**INFORMATION SHOWN**

════

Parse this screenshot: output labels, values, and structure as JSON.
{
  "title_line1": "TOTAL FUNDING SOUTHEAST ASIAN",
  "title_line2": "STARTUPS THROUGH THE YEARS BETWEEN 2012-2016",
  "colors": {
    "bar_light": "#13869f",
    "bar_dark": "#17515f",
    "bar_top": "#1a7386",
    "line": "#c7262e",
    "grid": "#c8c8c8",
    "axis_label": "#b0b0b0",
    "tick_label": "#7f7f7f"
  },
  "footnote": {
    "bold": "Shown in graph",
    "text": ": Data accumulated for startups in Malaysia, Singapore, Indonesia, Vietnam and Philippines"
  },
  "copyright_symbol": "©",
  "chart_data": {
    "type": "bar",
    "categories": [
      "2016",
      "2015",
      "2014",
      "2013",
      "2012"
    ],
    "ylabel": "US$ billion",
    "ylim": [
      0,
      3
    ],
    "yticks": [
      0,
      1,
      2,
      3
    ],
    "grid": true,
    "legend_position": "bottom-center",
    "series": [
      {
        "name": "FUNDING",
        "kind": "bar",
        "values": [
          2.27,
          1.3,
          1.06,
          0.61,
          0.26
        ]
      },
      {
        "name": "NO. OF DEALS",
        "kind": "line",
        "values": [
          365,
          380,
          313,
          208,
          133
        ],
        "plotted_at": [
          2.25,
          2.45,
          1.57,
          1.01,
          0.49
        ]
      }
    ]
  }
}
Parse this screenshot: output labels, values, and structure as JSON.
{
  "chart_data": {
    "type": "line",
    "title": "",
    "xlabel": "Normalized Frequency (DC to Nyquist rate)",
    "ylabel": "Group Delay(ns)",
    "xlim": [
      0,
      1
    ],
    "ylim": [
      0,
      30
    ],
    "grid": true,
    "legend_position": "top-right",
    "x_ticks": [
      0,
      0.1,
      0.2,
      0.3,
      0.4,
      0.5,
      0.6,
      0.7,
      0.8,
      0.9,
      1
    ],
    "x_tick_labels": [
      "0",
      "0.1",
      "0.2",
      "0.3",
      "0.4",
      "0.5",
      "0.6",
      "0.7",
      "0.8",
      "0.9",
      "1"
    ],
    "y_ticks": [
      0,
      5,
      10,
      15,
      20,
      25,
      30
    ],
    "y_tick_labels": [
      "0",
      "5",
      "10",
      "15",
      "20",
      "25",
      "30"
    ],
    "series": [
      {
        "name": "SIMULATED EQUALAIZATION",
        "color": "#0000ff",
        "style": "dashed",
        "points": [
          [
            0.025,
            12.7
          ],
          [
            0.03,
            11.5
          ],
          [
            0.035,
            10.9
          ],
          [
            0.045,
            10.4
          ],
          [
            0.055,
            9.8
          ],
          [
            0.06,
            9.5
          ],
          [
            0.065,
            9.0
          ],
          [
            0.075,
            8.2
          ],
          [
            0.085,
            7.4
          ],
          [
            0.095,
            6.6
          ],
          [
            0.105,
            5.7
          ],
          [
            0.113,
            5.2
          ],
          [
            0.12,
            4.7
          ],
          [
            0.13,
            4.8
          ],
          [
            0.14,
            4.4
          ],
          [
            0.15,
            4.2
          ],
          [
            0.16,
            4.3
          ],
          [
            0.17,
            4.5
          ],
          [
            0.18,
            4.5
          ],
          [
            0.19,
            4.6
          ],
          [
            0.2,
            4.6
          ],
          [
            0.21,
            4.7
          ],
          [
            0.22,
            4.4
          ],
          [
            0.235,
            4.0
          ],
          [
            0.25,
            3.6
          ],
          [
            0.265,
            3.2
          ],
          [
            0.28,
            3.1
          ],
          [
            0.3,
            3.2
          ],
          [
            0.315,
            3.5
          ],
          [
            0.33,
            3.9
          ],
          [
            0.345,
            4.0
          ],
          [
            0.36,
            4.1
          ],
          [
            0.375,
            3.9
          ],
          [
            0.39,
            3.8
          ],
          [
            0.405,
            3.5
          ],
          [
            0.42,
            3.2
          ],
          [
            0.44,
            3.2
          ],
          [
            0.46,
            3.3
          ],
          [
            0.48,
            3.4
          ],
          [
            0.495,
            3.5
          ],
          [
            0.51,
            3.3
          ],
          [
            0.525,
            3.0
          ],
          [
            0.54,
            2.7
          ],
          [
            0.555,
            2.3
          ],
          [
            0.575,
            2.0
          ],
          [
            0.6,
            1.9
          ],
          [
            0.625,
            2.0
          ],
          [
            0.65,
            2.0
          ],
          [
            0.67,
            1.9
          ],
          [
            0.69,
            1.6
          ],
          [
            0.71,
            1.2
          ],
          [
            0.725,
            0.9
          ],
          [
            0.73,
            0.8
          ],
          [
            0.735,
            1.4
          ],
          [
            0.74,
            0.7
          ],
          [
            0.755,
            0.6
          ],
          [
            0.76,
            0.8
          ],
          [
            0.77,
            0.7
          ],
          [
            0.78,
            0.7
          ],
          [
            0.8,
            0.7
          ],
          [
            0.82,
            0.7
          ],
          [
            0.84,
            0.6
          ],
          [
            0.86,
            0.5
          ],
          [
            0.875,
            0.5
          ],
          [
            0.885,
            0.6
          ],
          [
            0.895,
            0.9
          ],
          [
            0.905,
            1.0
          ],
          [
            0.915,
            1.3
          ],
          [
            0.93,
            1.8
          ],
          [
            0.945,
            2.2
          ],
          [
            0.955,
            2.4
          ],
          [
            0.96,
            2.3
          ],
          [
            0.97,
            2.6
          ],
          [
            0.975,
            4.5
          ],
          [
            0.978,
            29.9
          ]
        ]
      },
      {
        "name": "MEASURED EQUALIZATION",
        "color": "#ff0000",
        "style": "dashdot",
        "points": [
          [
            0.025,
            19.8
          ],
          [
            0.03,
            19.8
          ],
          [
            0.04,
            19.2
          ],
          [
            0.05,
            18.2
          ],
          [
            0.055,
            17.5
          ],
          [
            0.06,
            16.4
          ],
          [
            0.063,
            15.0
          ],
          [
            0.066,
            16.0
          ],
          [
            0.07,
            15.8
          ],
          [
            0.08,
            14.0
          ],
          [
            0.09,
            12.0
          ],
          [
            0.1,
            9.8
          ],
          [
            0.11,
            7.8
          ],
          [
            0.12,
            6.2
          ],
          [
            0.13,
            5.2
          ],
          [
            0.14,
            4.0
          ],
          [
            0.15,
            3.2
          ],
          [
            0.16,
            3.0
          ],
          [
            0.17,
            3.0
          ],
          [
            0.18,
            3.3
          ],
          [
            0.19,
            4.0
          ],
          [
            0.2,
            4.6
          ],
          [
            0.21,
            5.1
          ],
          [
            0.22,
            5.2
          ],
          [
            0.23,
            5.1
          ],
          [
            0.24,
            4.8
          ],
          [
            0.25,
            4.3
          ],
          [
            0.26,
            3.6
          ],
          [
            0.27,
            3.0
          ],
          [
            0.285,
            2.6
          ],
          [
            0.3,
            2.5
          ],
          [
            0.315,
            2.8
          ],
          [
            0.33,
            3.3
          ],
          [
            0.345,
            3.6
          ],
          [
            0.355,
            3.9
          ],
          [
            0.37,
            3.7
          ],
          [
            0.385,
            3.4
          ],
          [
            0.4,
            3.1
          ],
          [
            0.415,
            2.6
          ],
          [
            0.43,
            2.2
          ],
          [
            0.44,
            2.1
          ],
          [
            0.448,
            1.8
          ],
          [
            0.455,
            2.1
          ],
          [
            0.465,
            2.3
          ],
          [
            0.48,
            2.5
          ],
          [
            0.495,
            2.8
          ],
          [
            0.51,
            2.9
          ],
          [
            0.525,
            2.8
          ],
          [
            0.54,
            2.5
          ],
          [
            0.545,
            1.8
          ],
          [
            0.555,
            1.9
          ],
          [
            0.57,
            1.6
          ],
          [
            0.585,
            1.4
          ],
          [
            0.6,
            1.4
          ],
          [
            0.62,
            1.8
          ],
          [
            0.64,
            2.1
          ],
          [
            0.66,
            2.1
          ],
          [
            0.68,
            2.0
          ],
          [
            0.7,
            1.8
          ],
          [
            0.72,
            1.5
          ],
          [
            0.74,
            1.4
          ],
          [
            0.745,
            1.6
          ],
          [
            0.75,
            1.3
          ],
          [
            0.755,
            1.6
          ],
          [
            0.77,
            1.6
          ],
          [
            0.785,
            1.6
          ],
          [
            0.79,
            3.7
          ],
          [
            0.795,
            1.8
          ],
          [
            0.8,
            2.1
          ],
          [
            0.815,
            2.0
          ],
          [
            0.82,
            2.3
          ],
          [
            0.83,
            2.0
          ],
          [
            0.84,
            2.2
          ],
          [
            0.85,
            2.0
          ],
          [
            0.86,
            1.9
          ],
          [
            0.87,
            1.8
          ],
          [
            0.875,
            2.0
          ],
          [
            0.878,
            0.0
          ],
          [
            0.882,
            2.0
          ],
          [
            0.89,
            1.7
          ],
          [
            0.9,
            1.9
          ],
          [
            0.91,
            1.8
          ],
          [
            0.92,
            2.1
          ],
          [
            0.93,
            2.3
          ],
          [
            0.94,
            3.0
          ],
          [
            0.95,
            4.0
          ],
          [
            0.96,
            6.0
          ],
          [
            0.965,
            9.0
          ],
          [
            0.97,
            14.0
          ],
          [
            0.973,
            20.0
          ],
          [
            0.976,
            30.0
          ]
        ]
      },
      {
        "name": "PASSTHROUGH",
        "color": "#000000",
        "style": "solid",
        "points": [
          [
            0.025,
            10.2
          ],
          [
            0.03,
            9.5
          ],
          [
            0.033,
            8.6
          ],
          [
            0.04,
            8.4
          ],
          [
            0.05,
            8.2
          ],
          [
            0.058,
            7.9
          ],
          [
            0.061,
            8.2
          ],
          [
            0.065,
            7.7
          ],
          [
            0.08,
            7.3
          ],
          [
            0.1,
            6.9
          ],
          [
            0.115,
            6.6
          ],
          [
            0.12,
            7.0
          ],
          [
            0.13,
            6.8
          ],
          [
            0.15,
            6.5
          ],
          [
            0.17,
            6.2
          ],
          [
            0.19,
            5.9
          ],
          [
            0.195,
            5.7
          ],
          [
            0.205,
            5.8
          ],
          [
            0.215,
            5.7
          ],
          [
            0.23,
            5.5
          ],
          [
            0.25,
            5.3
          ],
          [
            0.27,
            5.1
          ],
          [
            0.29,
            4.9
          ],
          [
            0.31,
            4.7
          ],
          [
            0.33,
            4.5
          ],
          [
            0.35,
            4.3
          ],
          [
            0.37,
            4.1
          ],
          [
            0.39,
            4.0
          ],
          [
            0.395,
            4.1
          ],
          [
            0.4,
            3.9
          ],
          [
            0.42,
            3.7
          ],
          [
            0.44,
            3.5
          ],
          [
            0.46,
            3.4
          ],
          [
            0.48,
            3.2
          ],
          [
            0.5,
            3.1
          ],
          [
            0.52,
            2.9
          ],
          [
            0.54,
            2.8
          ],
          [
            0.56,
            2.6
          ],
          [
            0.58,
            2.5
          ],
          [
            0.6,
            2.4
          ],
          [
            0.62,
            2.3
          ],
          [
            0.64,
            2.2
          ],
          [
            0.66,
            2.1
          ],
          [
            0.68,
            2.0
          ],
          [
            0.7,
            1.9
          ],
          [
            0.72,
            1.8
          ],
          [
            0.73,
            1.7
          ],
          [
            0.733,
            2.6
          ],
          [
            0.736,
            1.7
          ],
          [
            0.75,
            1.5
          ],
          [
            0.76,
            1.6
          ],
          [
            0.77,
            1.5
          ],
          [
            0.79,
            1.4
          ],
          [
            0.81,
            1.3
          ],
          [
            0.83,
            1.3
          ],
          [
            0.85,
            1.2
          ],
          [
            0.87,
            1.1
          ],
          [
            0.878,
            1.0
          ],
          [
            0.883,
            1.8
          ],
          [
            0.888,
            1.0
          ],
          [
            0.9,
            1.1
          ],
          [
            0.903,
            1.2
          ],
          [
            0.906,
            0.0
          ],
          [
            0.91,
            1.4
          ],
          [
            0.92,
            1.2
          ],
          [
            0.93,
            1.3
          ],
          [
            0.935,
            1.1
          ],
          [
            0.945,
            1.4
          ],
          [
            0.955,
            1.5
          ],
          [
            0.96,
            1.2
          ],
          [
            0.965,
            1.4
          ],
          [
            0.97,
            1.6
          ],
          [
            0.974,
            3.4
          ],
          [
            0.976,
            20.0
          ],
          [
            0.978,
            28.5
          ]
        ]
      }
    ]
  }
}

════

**WHAT IS NEEDED**
Copy in full each line that holds the word "name".

**ANSWER IN FULL**
        "name": "FUNDING",
        "name": "NO. OF DEALS",
        "name": "SIMULATED EQUALAIZATION",
        "name": "MEASURED EQUALIZATION",
        "name": "PASSTHROUGH",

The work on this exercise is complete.